§ Task requirements: Copy the material below with every "shortcut-line" replaced by "hotkey-line". Keep everything else unchanged.

§ Task data:
--- START ---
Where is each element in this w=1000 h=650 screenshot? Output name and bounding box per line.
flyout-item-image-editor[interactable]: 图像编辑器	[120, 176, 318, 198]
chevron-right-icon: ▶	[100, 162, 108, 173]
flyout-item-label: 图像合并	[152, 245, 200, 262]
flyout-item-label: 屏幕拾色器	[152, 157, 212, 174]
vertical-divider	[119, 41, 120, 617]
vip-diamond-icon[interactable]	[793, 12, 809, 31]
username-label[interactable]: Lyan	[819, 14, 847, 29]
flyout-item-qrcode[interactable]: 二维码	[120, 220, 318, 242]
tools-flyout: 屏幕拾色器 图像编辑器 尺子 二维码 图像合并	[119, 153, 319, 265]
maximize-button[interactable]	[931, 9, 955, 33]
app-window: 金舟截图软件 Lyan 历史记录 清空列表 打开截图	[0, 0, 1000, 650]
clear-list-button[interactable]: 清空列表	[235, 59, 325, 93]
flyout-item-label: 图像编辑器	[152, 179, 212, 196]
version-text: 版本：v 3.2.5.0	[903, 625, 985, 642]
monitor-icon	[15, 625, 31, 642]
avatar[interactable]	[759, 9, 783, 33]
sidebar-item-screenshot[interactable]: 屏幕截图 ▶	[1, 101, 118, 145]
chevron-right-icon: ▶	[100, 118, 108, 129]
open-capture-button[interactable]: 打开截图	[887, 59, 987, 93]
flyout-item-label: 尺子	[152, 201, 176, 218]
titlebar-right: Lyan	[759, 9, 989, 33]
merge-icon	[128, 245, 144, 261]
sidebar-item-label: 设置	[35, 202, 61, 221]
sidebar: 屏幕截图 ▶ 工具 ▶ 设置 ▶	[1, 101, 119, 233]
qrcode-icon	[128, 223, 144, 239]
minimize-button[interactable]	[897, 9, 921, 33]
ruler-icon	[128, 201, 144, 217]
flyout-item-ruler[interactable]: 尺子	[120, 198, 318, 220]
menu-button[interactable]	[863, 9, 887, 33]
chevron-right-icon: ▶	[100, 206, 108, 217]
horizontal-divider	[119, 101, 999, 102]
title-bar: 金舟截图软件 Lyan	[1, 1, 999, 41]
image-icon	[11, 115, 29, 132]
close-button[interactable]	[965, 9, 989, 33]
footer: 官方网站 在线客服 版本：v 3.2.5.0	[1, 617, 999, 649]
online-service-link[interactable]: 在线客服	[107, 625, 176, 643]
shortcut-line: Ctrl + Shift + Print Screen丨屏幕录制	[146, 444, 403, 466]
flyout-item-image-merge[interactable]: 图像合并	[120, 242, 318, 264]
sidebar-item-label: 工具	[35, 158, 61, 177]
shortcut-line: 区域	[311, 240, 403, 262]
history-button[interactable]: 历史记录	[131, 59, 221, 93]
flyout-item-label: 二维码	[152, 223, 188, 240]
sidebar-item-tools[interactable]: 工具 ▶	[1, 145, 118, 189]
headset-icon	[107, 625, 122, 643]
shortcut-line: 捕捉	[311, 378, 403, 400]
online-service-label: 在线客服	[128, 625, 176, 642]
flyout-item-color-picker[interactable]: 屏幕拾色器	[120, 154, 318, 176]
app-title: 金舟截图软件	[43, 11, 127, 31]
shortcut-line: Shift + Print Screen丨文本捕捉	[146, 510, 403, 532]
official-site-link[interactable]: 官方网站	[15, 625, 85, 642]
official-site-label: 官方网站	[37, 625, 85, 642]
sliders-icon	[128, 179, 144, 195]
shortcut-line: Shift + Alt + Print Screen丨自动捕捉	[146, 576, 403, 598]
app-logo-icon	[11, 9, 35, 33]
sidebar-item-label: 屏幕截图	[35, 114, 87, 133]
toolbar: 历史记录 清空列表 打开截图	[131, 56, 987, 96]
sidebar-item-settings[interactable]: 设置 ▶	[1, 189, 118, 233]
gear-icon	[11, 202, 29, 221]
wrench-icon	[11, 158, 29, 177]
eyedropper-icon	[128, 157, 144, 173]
--- END ---
§ Worked solution:
Where is each element in this w=1000 h=650 screenshot? Output name and bounding box per line.
flyout-item-image-editor[interactable]: 图像编辑器	[120, 176, 318, 198]
chevron-right-icon: ▶	[100, 162, 108, 173]
flyout-item-label: 图像合并	[152, 245, 200, 262]
flyout-item-label: 屏幕拾色器	[152, 157, 212, 174]
vertical-divider	[119, 41, 120, 617]
vip-diamond-icon[interactable]	[793, 12, 809, 31]
username-label[interactable]: Lyan	[819, 14, 847, 29]
flyout-item-qrcode[interactable]: 二维码	[120, 220, 318, 242]
tools-flyout: 屏幕拾色器 图像编辑器 尺子 二维码 图像合并	[119, 153, 319, 265]
maximize-button[interactable]	[931, 9, 955, 33]
app-window: 金舟截图软件 Lyan 历史记录 清空列表 打开截图	[0, 0, 1000, 650]
clear-list-button[interactable]: 清空列表	[235, 59, 325, 93]
flyout-item-label: 图像编辑器	[152, 179, 212, 196]
version-text: 版本：v 3.2.5.0	[903, 625, 985, 642]
monitor-icon	[15, 625, 31, 642]
avatar[interactable]	[759, 9, 783, 33]
sidebar-item-screenshot[interactable]: 屏幕截图 ▶	[1, 101, 118, 145]
chevron-right-icon: ▶	[100, 118, 108, 129]
open-capture-button[interactable]: 打开截图	[887, 59, 987, 93]
flyout-item-label: 尺子	[152, 201, 176, 218]
titlebar-right: Lyan	[759, 9, 989, 33]
merge-icon	[128, 245, 144, 261]
sidebar-item-label: 设置	[35, 202, 61, 221]
sidebar: 屏幕截图 ▶ 工具 ▶ 设置 ▶	[1, 101, 119, 233]
qrcode-icon	[128, 223, 144, 239]
minimize-button[interactable]	[897, 9, 921, 33]
ruler-icon	[128, 201, 144, 217]
flyout-item-ruler[interactable]: 尺子	[120, 198, 318, 220]
menu-button[interactable]	[863, 9, 887, 33]
chevron-right-icon: ▶	[100, 206, 108, 217]
horizontal-divider	[119, 101, 999, 102]
title-bar: 金舟截图软件 Lyan	[1, 1, 999, 41]
image-icon	[11, 115, 29, 132]
close-button[interactable]	[965, 9, 989, 33]
footer: 官方网站 在线客服 版本：v 3.2.5.0	[1, 617, 999, 649]
online-service-link[interactable]: 在线客服	[107, 625, 176, 643]
hotkey-line: Ctrl + Shift + Print Screen丨屏幕录制	[146, 444, 403, 466]
flyout-item-image-merge[interactable]: 图像合并	[120, 242, 318, 264]
sidebar-item-label: 工具	[35, 158, 61, 177]
hotkey-line: 区域	[311, 240, 403, 262]
history-button[interactable]: 历史记录	[131, 59, 221, 93]
flyout-item-label: 二维码	[152, 223, 188, 240]
sidebar-item-tools[interactable]: 工具 ▶	[1, 145, 118, 189]
headset-icon	[107, 625, 122, 643]
hotkey-line: 捕捉	[311, 378, 403, 400]
online-service-label: 在线客服	[128, 625, 176, 642]
flyout-item-color-picker[interactable]: 屏幕拾色器	[120, 154, 318, 176]
app-title: 金舟截图软件	[43, 11, 127, 31]
hotkey-line: Shift + Print Screen丨文本捕捉	[146, 510, 403, 532]
official-site-link[interactable]: 官方网站	[15, 625, 85, 642]
official-site-label: 官方网站	[37, 625, 85, 642]
sliders-icon	[128, 179, 144, 195]
hotkey-line: Shift + Alt + Print Screen丨自动捕捉	[146, 576, 403, 598]
app-logo-icon	[11, 9, 35, 33]
sidebar-item-label: 屏幕截图	[35, 114, 87, 133]
toolbar: 历史记录 清空列表 打开截图	[131, 56, 987, 96]
sidebar-item-settings[interactable]: 设置 ▶	[1, 189, 118, 233]
gear-icon	[11, 202, 29, 221]
wrench-icon	[11, 158, 29, 177]
eyedropper-icon	[128, 157, 144, 173]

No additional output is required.